----- Working data
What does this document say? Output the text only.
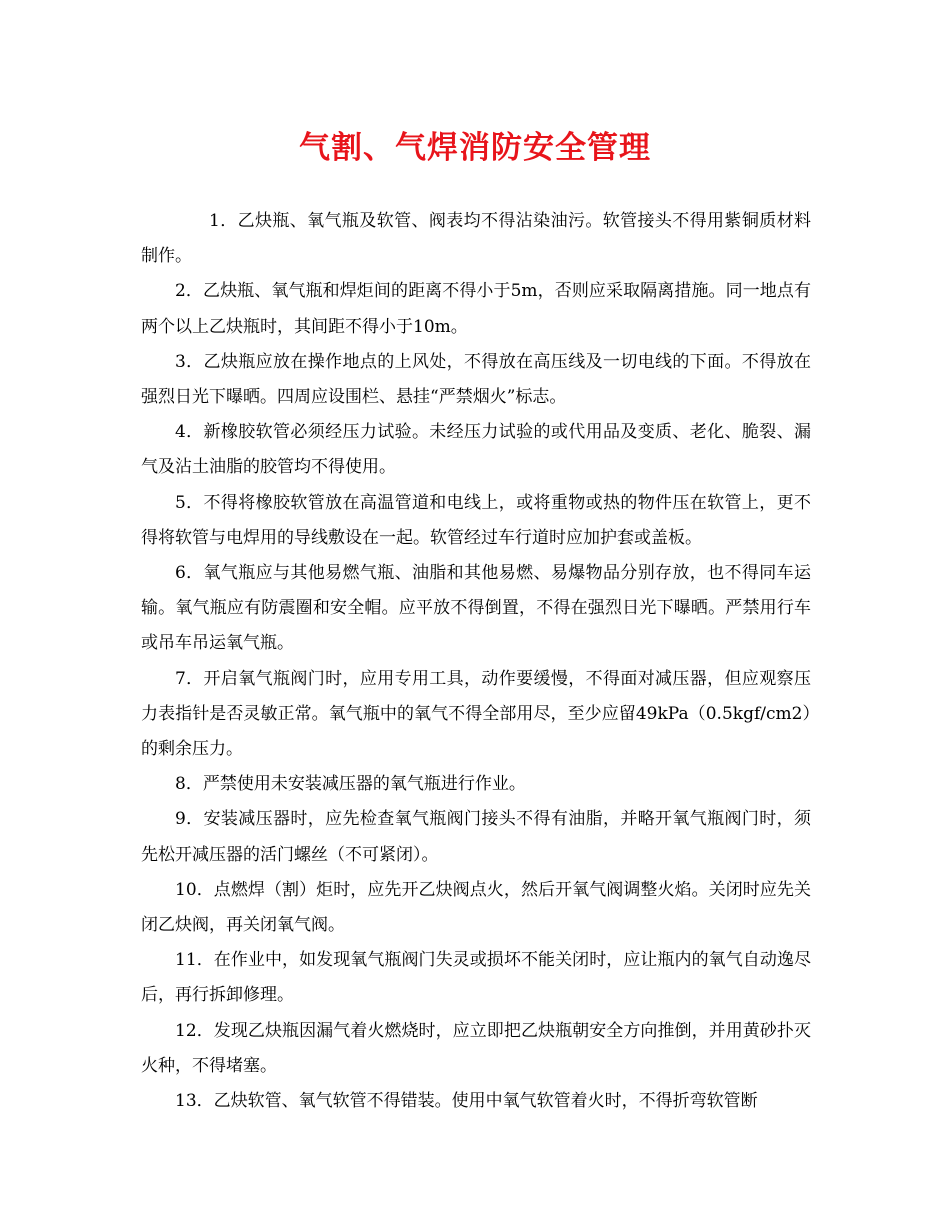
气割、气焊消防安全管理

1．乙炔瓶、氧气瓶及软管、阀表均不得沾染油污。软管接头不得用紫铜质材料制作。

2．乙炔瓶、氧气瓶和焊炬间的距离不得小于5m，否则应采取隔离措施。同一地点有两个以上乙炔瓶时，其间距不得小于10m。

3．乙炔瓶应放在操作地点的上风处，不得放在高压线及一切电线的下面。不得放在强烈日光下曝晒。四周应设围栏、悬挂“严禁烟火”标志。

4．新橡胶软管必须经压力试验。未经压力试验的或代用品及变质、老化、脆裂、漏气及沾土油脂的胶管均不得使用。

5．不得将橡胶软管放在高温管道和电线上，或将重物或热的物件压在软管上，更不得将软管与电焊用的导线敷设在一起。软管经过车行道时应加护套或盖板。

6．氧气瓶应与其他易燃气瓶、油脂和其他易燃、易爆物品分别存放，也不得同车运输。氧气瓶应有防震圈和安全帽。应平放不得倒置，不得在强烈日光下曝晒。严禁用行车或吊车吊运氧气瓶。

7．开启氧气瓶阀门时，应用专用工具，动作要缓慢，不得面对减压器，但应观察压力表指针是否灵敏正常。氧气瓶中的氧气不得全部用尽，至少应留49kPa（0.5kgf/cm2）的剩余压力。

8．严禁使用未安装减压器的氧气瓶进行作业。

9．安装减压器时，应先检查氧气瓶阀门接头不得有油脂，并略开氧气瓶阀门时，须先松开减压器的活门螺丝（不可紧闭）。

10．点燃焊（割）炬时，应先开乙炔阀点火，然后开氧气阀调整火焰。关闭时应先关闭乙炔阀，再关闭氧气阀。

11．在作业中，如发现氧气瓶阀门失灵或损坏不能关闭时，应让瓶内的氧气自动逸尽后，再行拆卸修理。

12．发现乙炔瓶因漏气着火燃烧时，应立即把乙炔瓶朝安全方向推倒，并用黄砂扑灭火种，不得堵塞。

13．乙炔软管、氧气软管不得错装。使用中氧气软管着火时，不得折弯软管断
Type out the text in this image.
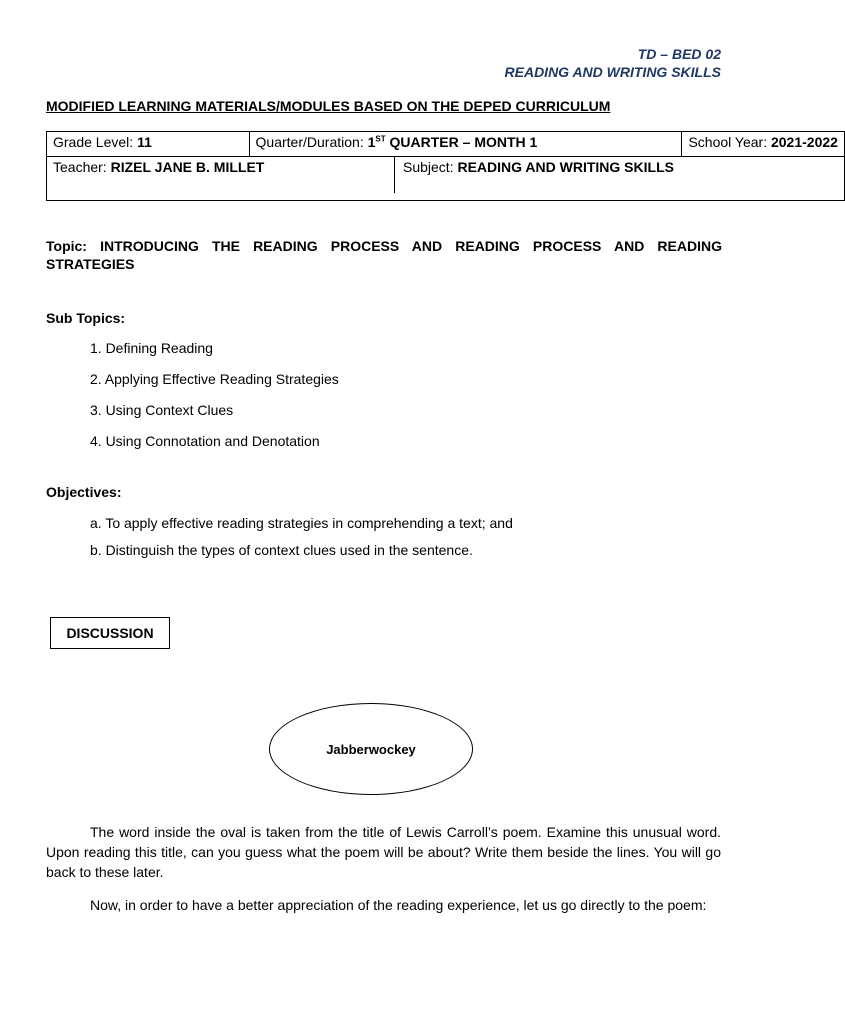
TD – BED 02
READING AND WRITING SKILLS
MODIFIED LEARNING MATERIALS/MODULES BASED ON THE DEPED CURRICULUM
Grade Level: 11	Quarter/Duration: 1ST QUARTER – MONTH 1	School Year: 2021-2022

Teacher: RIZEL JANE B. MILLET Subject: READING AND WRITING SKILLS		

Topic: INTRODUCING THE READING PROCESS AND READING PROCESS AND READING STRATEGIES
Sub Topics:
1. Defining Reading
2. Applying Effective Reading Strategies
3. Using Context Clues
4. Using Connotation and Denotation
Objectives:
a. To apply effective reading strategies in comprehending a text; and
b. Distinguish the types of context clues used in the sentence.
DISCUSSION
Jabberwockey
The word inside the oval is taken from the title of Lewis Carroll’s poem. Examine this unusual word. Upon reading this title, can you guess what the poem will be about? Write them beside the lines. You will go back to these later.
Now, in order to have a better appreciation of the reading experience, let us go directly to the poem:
----------
Task brief: All of the data above should be transcribed verbatim, with pictures omitted.

Solution to this task:
What does this document say? Output the text only.
气割、气焊消防安全管理

1．乙炔瓶、氧气瓶及软管、阀表均不得沾染油污。软管接头不得用紫铜质材料制作。

2．乙炔瓶、氧气瓶和焊炬间的距离不得小于5m，否则应采取隔离措施。同一地点有两个以上乙炔瓶时，其间距不得小于10m。

3．乙炔瓶应放在操作地点的上风处，不得放在高压线及一切电线的下面。不得放在强烈日光下曝晒。四周应设围栏、悬挂“严禁烟火”标志。

4．新橡胶软管必须经压力试验。未经压力试验的或代用品及变质、老化、脆裂、漏气及沾土油脂的胶管均不得使用。

5．不得将橡胶软管放在高温管道和电线上，或将重物或热的物件压在软管上，更不得将软管与电焊用的导线敷设在一起。软管经过车行道时应加护套或盖板。

6．氧气瓶应与其他易燃气瓶、油脂和其他易燃、易爆物品分别存放，也不得同车运输。氧气瓶应有防震圈和安全帽。应平放不得倒置，不得在强烈日光下曝晒。严禁用行车或吊车吊运氧气瓶。

7．开启氧气瓶阀门时，应用专用工具，动作要缓慢，不得面对减压器，但应观察压力表指针是否灵敏正常。氧气瓶中的氧气不得全部用尽，至少应留49kPa（0.5kgf/cm2）的剩余压力。

8．严禁使用未安装减压器的氧气瓶进行作业。

9．安装减压器时，应先检查氧气瓶阀门接头不得有油脂，并略开氧气瓶阀门时，须先松开减压器的活门螺丝（不可紧闭）。

10．点燃焊（割）炬时，应先开乙炔阀点火，然后开氧气阀调整火焰。关闭时应先关闭乙炔阀，再关闭氧气阀。

11．在作业中，如发现氧气瓶阀门失灵或损坏不能关闭时，应让瓶内的氧气自动逸尽后，再行拆卸修理。

12．发现乙炔瓶因漏气着火燃烧时，应立即把乙炔瓶朝安全方向推倒，并用黄砂扑灭火种，不得堵塞。

13．乙炔软管、氧气软管不得错装。使用中氧气软管着火时，不得折弯软管断
Type out the text in this image.
TD – BED 02
READING AND WRITING SKILLS
MODIFIED LEARNING MATERIALS/MODULES BASED ON THE DEPED CURRICULUM
Grade Level: 11	Quarter/Duration: 1ST QUARTER – MONTH 1	School Year: 2021-2022

Teacher: RIZEL JANE B. MILLET Subject: READING AND WRITING SKILLS		

Topic: INTRODUCING THE READING PROCESS AND READING PROCESS AND READING STRATEGIES
Sub Topics:
1. Defining Reading
2. Applying Effective Reading Strategies
3. Using Context Clues
4. Using Connotation and Denotation
Objectives:
a. To apply effective reading strategies in comprehending a text; and
b. Distinguish the types of context clues used in the sentence.
DISCUSSION
Jabberwockey
The word inside the oval is taken from the title of Lewis Carroll’s poem. Examine this unusual word. Upon reading this title, can you guess what the poem will be about? Write them beside the lines. You will go back to these later.
Now, in order to have a better appreciation of the reading experience, let us go directly to the poem:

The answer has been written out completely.